READING PASSAGE
So I have a slightly awkward set of boundaries in a Cahn-Hilliard type problem which makes getting a good initial guess reasonably difficult. I would like to solve Laplace's equation to get an initial condition, which I have done, obtaining a function mu0.

def macro_solver(mesh, boundaries, mu0):

    # Create mesh and build function space
    P1 = FiniteElement("Lagrange", mesh.ufl_cell(), 2)
    ME = FunctionSpace(mesh, P1*P1)

    # Class representing the initial conditions
    class InitialConditions(Expression):
        def eval(self, values, x):
            values[0] = -np.tanh(5*(x[0]-1-0.05*cos(6.28*x[1])))
            values[1] = mu0
        def value_shape(self):
            return (2,) 

This is essentially what I want to do, now a cursory look suggests using the FunctionAssigner class, but mu0 is on a different function space so needs projection and there is no obvious demo or useful documentation as to how this might be accomplished.

Many thanks in advance for any advice

asked Oct 10, 2016 by varnis FEniCS Novice (390 points)

1 Answer

+1 vote

Let V be the finite element space of your Cahn-Hilliard type problem which, if I understood the question correctly, has two components. Let W be the auxiliary space of the laplace problem which, if I understood the question correctly, has one component. Make sure to use the same FE for both V and W.

Dataset entries:
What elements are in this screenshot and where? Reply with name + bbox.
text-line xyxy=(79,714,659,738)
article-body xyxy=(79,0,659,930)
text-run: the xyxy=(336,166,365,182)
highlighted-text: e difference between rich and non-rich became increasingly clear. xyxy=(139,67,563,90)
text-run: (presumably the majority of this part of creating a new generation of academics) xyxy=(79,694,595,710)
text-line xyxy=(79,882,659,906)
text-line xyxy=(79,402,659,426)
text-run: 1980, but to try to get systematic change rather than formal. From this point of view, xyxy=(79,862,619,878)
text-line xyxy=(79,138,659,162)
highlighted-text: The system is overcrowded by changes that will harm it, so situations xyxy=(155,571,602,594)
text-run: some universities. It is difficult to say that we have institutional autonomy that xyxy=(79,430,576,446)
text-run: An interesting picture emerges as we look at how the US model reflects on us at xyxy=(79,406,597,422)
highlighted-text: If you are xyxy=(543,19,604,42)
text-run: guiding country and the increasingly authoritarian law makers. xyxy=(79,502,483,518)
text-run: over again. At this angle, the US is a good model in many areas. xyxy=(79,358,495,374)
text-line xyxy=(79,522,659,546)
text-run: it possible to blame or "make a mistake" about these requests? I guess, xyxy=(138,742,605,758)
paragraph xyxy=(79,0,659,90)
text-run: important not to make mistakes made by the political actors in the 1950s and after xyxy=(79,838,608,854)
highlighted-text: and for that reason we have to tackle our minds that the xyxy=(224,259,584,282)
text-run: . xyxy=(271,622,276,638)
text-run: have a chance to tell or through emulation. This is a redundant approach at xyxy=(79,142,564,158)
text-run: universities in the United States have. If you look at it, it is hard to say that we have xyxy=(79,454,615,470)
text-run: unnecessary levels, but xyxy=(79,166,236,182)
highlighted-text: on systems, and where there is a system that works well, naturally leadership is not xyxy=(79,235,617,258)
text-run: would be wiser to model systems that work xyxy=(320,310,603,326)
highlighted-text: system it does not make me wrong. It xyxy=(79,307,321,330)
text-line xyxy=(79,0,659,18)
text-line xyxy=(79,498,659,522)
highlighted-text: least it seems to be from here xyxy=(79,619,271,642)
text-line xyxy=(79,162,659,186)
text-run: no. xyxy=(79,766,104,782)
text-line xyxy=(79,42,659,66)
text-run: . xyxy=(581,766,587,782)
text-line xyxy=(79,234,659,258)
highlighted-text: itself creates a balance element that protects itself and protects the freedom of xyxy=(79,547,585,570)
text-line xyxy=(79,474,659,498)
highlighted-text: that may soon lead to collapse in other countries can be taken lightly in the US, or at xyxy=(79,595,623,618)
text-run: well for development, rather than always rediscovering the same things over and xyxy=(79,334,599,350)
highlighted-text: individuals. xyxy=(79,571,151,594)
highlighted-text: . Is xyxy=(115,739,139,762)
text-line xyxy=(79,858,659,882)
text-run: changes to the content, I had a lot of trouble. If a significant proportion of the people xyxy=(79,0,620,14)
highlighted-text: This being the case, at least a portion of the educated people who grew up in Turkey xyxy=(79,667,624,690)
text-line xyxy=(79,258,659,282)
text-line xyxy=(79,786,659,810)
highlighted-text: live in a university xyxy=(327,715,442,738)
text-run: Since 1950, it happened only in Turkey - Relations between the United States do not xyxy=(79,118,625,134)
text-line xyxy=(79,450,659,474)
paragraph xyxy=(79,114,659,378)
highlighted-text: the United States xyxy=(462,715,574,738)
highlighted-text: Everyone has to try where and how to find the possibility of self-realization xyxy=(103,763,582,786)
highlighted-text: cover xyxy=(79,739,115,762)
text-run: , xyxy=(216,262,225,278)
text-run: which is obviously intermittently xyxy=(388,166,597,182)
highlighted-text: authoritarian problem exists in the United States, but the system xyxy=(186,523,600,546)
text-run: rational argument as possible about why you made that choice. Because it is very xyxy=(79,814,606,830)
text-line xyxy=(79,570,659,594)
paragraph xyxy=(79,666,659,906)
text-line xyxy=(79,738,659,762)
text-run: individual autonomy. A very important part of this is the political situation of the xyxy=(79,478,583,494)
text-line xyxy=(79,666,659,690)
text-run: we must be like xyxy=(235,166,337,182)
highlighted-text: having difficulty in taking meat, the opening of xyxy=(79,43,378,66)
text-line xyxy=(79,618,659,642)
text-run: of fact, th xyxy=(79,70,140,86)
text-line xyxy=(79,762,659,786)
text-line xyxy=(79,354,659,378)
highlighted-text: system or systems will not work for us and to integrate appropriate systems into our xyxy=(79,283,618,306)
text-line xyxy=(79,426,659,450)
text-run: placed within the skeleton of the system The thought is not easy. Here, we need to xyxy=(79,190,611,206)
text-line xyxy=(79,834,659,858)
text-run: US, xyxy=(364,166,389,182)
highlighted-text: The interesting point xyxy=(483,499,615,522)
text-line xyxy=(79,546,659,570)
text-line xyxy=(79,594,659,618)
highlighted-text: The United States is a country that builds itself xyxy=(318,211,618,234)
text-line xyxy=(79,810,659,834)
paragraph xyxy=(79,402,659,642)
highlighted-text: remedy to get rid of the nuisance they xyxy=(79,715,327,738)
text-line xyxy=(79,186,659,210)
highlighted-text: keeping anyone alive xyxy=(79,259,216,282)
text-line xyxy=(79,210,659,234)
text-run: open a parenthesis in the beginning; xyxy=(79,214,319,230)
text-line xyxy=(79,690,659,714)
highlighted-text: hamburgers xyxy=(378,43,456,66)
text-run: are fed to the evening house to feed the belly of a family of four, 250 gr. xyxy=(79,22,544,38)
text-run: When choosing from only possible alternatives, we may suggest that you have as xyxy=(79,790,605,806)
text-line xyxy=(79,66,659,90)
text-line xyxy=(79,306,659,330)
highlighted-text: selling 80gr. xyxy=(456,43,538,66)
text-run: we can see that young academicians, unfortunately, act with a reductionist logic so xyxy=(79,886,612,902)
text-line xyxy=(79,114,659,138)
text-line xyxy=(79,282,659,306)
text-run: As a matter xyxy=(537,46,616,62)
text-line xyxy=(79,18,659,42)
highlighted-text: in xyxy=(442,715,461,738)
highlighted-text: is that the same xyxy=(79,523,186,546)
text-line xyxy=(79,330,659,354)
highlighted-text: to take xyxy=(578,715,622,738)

WHAT TO PRODUCE
Please write the next part of the Cahn-Hilliard initial-condition thread, picking up after its final sentence.

ANSWER BOX
Please consider defining an Expression for "-np.tanh(5(x[0]-1-0.05cos(6.28*x[1]))", project it to W and then assign it to the initial guess. In a similar way, assign also mu_0 to the initial guess.

Pseudo code:

expression = Expression("tanh(....)", element=W.ufl_element())
initial_guess_0 = project(expression, W)
initial_guess_1 = mu_0

initial_guess = Function(V)
assign(initial_guess.sub(0), initial_guess_0)
assign(initial_guess.sub(1), initial_guess_1)

Best regards,
Francesco

answered Oct 15, 2016 by francesco.ballarin FEniCS User (4,070 points)

Hi Francesco,

That answers half of the question (the technical half!), my understanding is that to use the NonlinearProblem approach we need to set up the class InitialConditions? This is then evaluated by the solver, but there doesn't seem to be provision for passing the guess mu to the eval method?

Apologies if this is an obvious question, but my understanding of python is somewhat rudimentary and this seems like a fairly standard thing to want to do?

if F is the residual of your equation, a simple

  solve(F==0, initial_guess, boundary_conditions)

should suffice. Note that at the end of the nonlinear iterations the problem solution will be stored in the initial_guess function. In a similar way for NonlinearProblem, it shoud be enough for you to provide the function where the initial guess is stored.